Objective:
Faithfully return all lines, omitting every embedded picture.
# START OF Provided information
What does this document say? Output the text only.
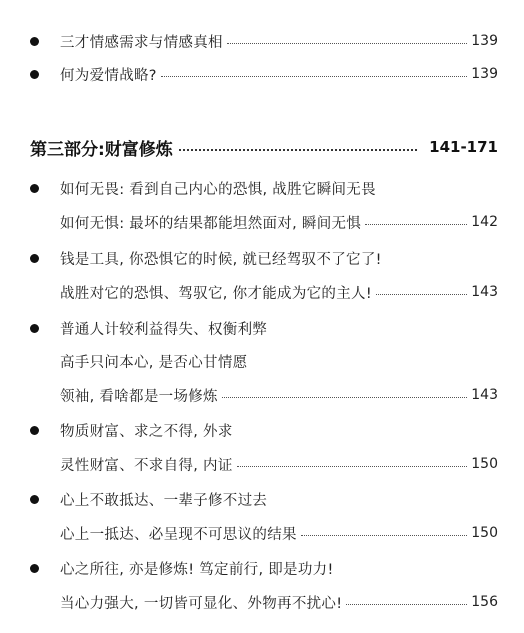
三才情感需求与情感真相	139
何为爱情战略?	139
第三部分:财富修炼	141-171
如何无畏: 看到自己内心的恐惧, 战胜它瞬间无畏
如何无惧: 最坏的结果都能坦然面对, 瞬间无惧	142
钱是工具, 你恐惧它的时候, 就已经驾驭不了它了!
战胜对它的恐惧、驾驭它, 你才能成为它的主人!	143
普通人计较利益得失、权衡利弊
高手只问本心, 是否心甘情愿
领袖, 看啥都是一场修炼	143
物质财富、求之不得, 外求
灵性财富、不求自得, 内证	150
心上不敢抵达、一辈子修不过去
心上一抵达、必呈现不可思议的结果	150
心之所往, 亦是修炼! 笃定前行, 即是功力!
当心力强大, 一切皆可显化、外物再不扰心!	156
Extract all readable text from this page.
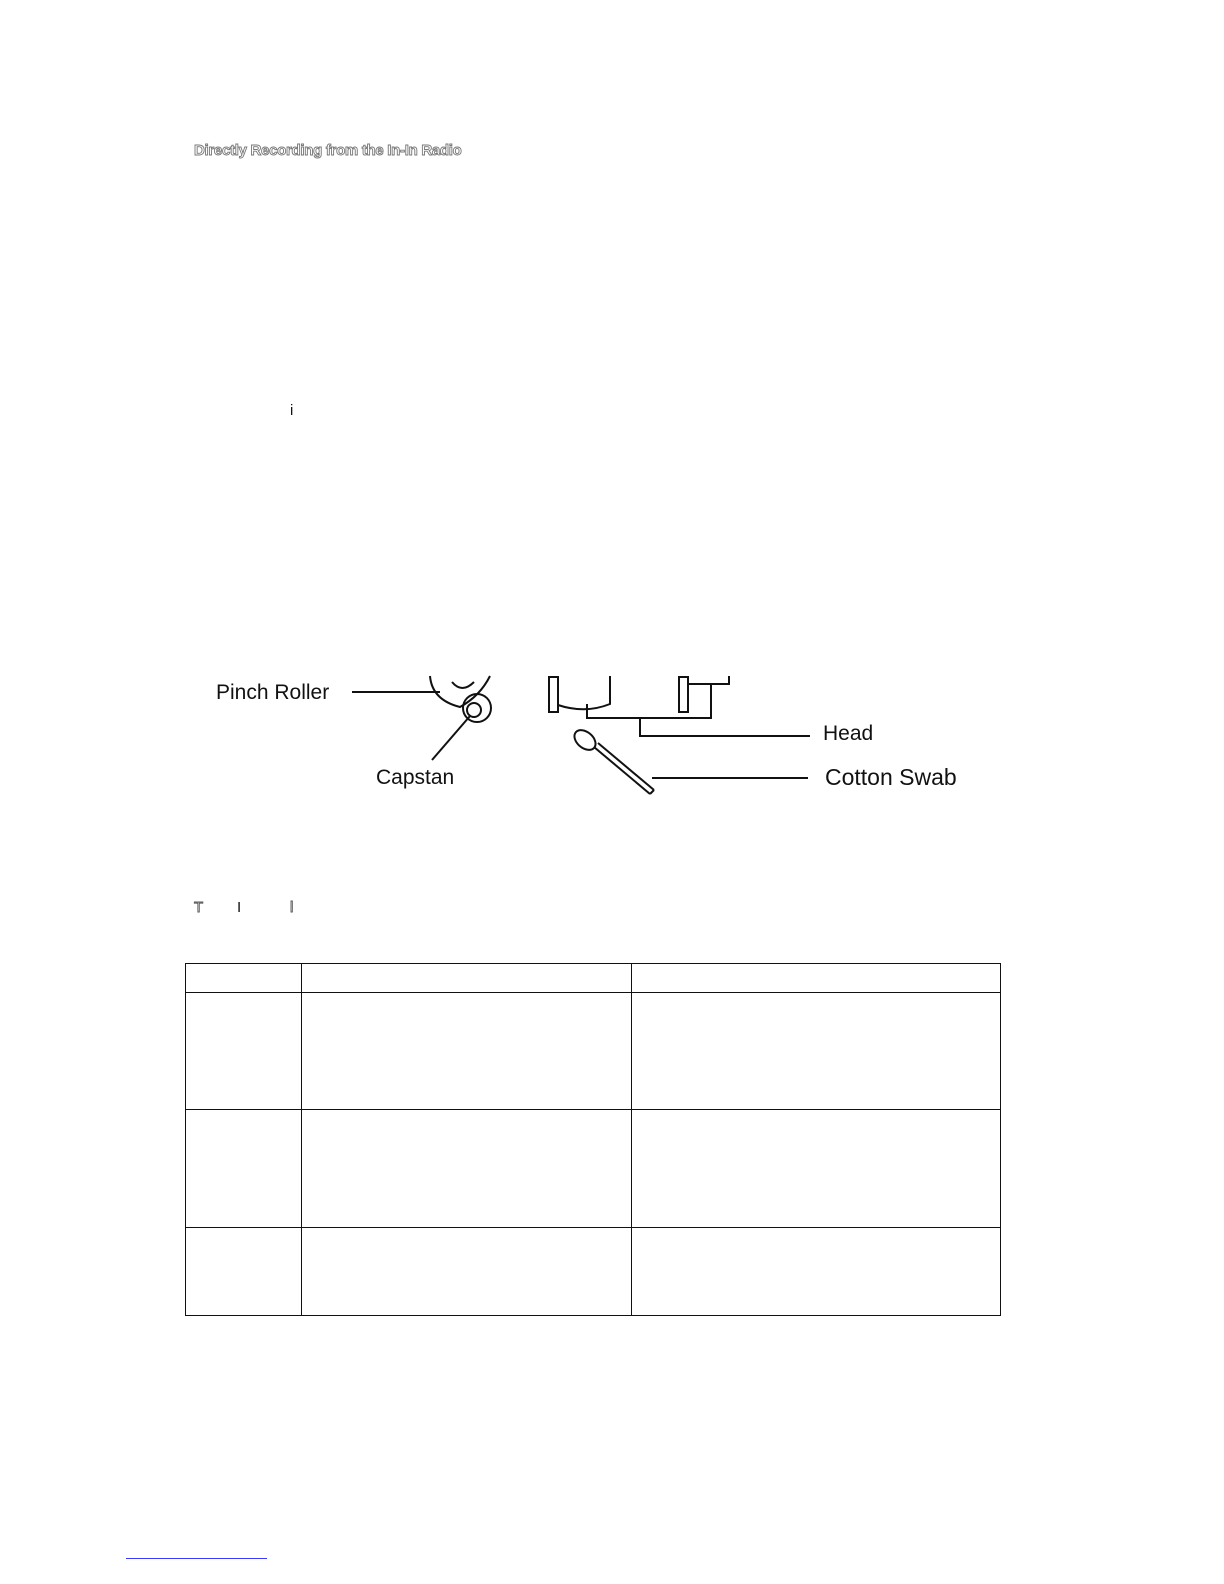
Directly Recording from the In-In Radio
i
Pinch Roller
Capstan
Head
Cotton Swab
T I	l
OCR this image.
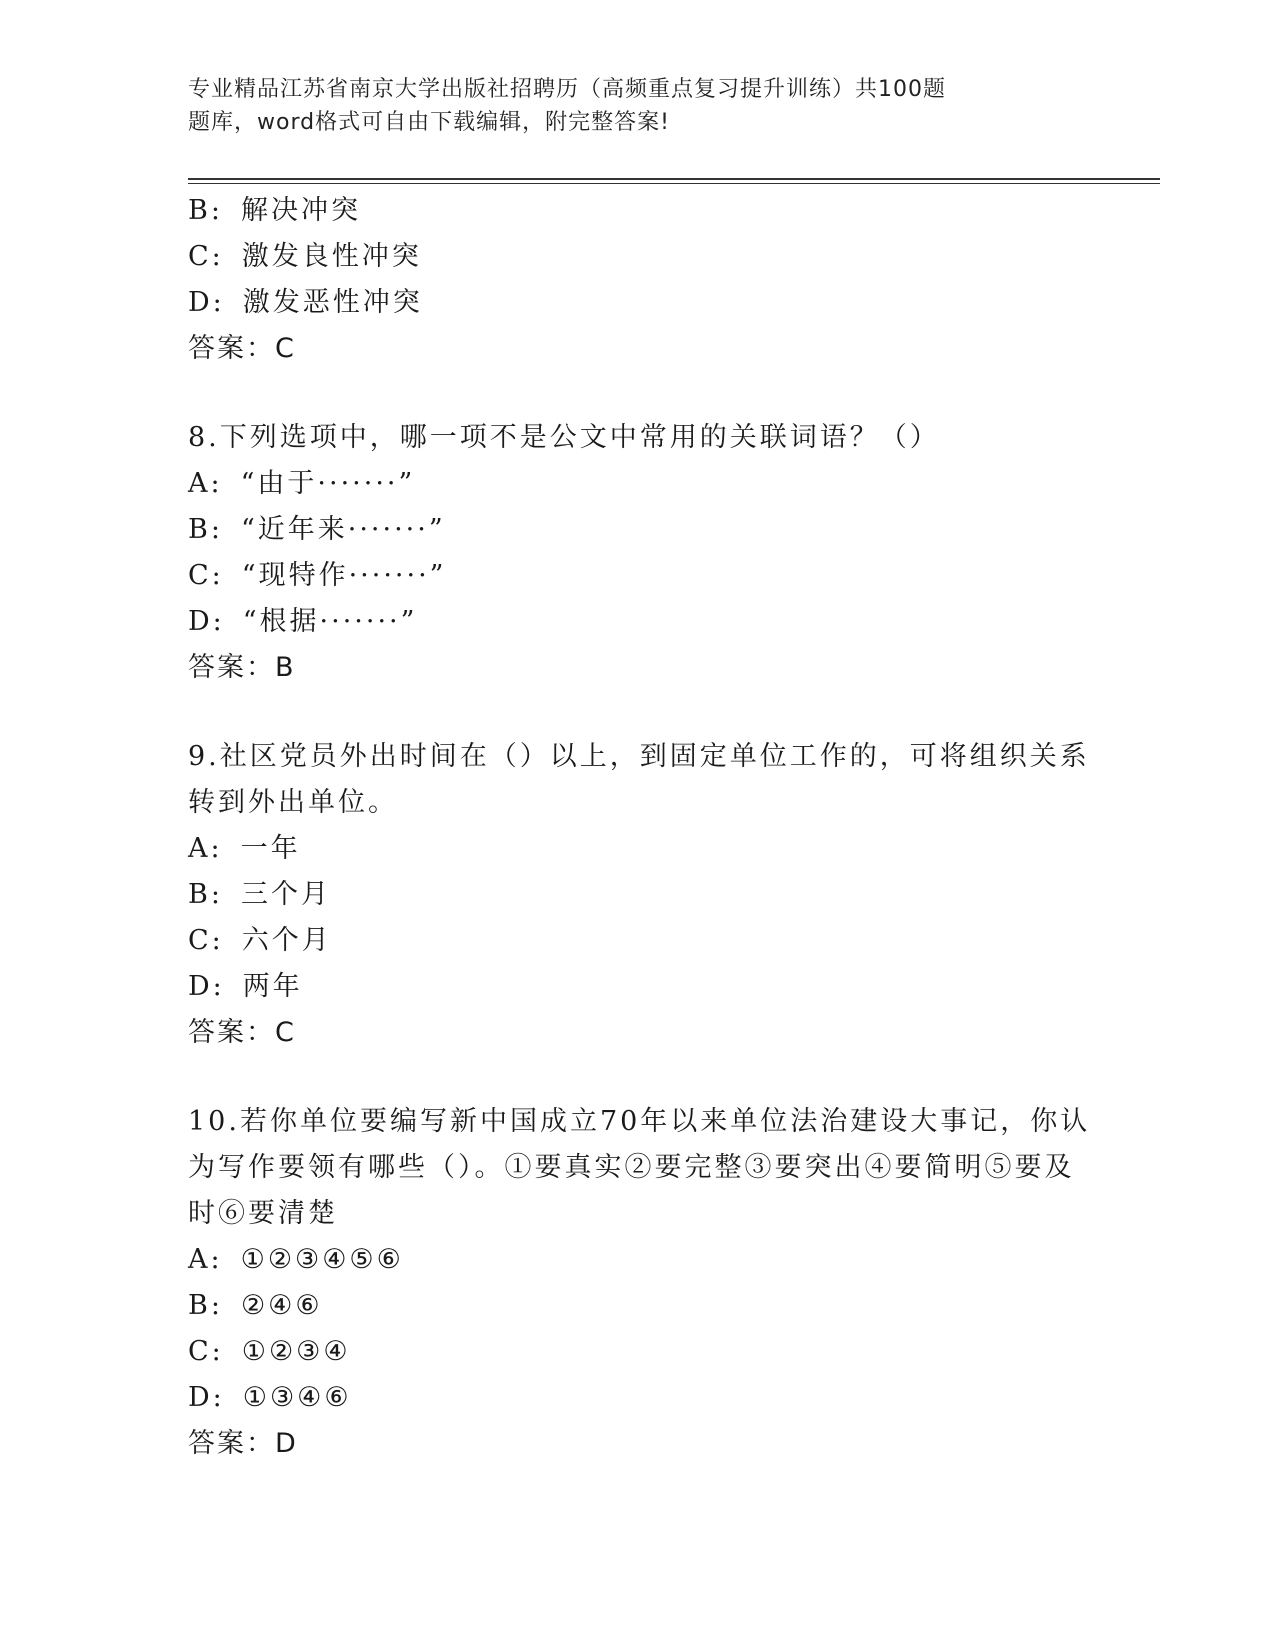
专业精品江苏省南京大学出版社招聘历（高频重点复习提升训练）共100题
题库，word格式可自由下载编辑，附完整答案!
B: 解决冲突
C: 激发良性冲突
D: 激发恶性冲突
答案：C
8.下列选项中，哪一项不是公文中常用的关联词语？（）
A: “由于·······”
B: “近年来·······”
C: “现特作·······”
D: “根据·······”
答案：B
9.社区党员外出时间在（）以上，到固定单位工作的，可将组织关系
转到外出单位。
A: 一年
B: 三个月
C: 六个月
D: 两年
答案：C
10.若你单位要编写新中国成立70年以来单位法治建设大事记，你认
为写作要领有哪些（）。①要真实②要完整③要突出④要简明⑤要及
时⑥要清楚
A: ①②③④⑤⑥
B: ②④⑥
C: ①②③④
D: ①③④⑥
答案：D
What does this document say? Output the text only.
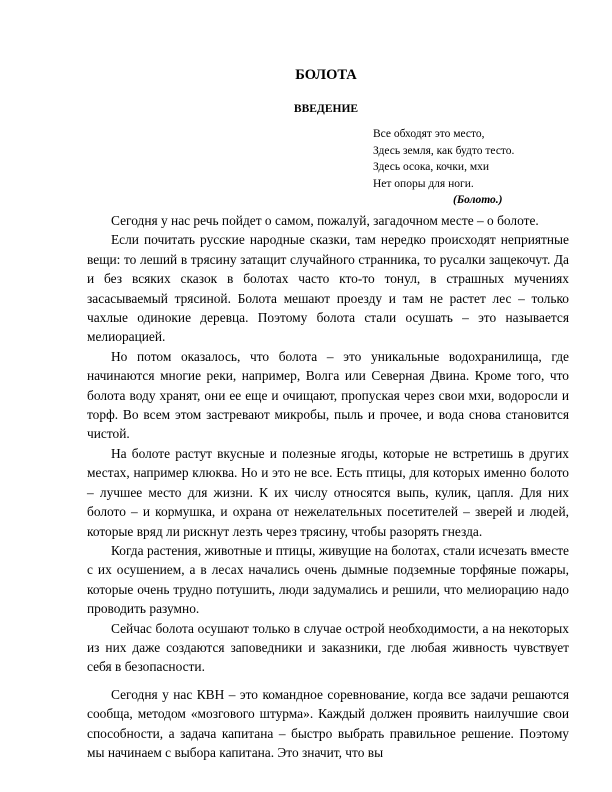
БОЛОТА
ВВЕДЕНИЕ
Все обходят это место,
Здесь земля, как будто тесто.
Здесь осока, кочки, мхи
Нет опоры для ноги.
(Болото.)

Сегодня у нас речь пойдет о самом, пожалуй, загадочном месте – о болоте.

Если почитать русские народные сказки, там нередко происходят неприятные вещи: то леший в трясину затащит случайного странника, то русалки защекочут. Да и без всяких сказок в болотах часто кто-то тонул, в страшных мучениях засасываемый трясиной. Болота мешают проезду и там не растет лес – только чахлые одинокие деревца. Поэтому болота стали осушать – это называется мелиорацией.

Но потом оказалось, что болота – это уникальные водохранилища, где начинаются многие реки, например, Волга или Северная Двина. Кроме того, что болота воду хранят, они ее еще и очищают, пропуская через свои мхи, водоросли и торф. Во всем этом застревают микробы, пыль и прочее, и вода снова становится чистой.

На болоте растут вкусные и полезные ягоды, которые не встретишь в других местах, например клюква. Но и это не все. Есть птицы, для которых именно болото – лучшее место для жизни. К их числу относятся выпь, кулик, цапля. Для них болото – и кормушка, и охрана от нежелательных посетителей – зверей и людей, которые вряд ли рискнут лезть через трясину, чтобы разорять гнезда.

Когда растения, животные и птицы, живущие на болотах, стали исчезать вместе с их осушением, а в лесах начались очень дымные подземные торфяные пожары, которые очень трудно потушить, люди задумались и решили, что мелиорацию надо проводить разумно.

Сейчас болота осушают только в случае острой необходимости, а на некоторых из них даже создаются заповедники и заказники, где любая живность чувствует себя в безопасности.

Сегодня у нас КВН – это командное соревнование, когда все задачи решаются сообща, методом «мозгового штурма». Каждый должен проявить наилучшие свои способности, а задача капитана – быстро выбрать правильное решение. Поэтому мы начинаем с выбора капитана. Это значит, что вы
# END OF Provided information
Exercise response:
What does this document say? Output the text only.
三才情感需求与情感真相	139
何为爱情战略?	139
第三部分:财富修炼	141-171
如何无畏: 看到自己内心的恐惧, 战胜它瞬间无畏
如何无惧: 最坏的结果都能坦然面对, 瞬间无惧	142
钱是工具, 你恐惧它的时候, 就已经驾驭不了它了!
战胜对它的恐惧、驾驭它, 你才能成为它的主人!	143
普通人计较利益得失、权衡利弊
高手只问本心, 是否心甘情愿
领袖, 看啥都是一场修炼	143
物质财富、求之不得, 外求
灵性财富、不求自得, 内证	150
心上不敢抵达、一辈子修不过去
心上一抵达、必呈现不可思议的结果	150
心之所往, 亦是修炼! 笃定前行, 即是功力!
当心力强大, 一切皆可显化、外物再不扰心!	156
Extract all readable text from this page.
Directly Recording from the In-In Radio
i
Pinch Roller
Capstan
Head
Cotton Swab
T I	l
OCR this image.
专业精品江苏省南京大学出版社招聘历（高频重点复习提升训练）共100题
题库，word格式可自由下载编辑，附完整答案!
B: 解决冲突
C: 激发良性冲突
D: 激发恶性冲突
答案：C
8.下列选项中，哪一项不是公文中常用的关联词语？（）
A: “由于·······”
B: “近年来·······”
C: “现特作·······”
D: “根据·······”
答案：B
9.社区党员外出时间在（）以上，到固定单位工作的，可将组织关系
转到外出单位。
A: 一年
B: 三个月
C: 六个月
D: 两年
答案：C
10.若你单位要编写新中国成立70年以来单位法治建设大事记，你认
为写作要领有哪些（）。①要真实②要完整③要突出④要简明⑤要及
时⑥要清楚
A: ①②③④⑤⑥
B: ②④⑥
C: ①②③④
D: ①③④⑥
答案：D
What does this document say? Output the text only.
БОЛОТА
ВВЕДЕНИЕ
Все обходят это место,
Здесь земля, как будто тесто.
Здесь осока, кочки, мхи
Нет опоры для ноги.
(Болото.)

Сегодня у нас речь пойдет о самом, пожалуй, загадочном месте – о болоте.

Если почитать русские народные сказки, там нередко происходят неприятные вещи: то леший в трясину затащит случайного странника, то русалки защекочут. Да и без всяких сказок в болотах часто кто-то тонул, в страшных мучениях засасываемый трясиной. Болота мешают проезду и там не растет лес – только чахлые одинокие деревца. Поэтому болота стали осушать – это называется мелиорацией.

Но потом оказалось, что болота – это уникальные водохранилища, где начинаются многие реки, например, Волга или Северная Двина. Кроме того, что болота воду хранят, они ее еще и очищают, пропуская через свои мхи, водоросли и торф. Во всем этом застревают микробы, пыль и прочее, и вода снова становится чистой.

На болоте растут вкусные и полезные ягоды, которые не встретишь в других местах, например клюква. Но и это не все. Есть птицы, для которых именно болото – лучшее место для жизни. К их числу относятся выпь, кулик, цапля. Для них болото – и кормушка, и охрана от нежелательных посетителей – зверей и людей, которые вряд ли рискнут лезть через трясину, чтобы разорять гнезда.

Когда растения, животные и птицы, живущие на болотах, стали исчезать вместе с их осушением, а в лесах начались очень дымные подземные торфяные пожары, которые очень трудно потушить, люди задумались и решили, что мелиорацию надо проводить разумно.

Сейчас болота осушают только в случае острой необходимости, а на некоторых из них даже создаются заповедники и заказники, где любая живность чувствует себя в безопасности.

Сегодня у нас КВН – это командное соревнование, когда все задачи решаются сообща, методом «мозгового штурма». Каждый должен проявить наилучшие свои способности, а задача капитана – быстро выбрать правильное решение. Поэтому мы начинаем с выбора капитана. Это значит, что вы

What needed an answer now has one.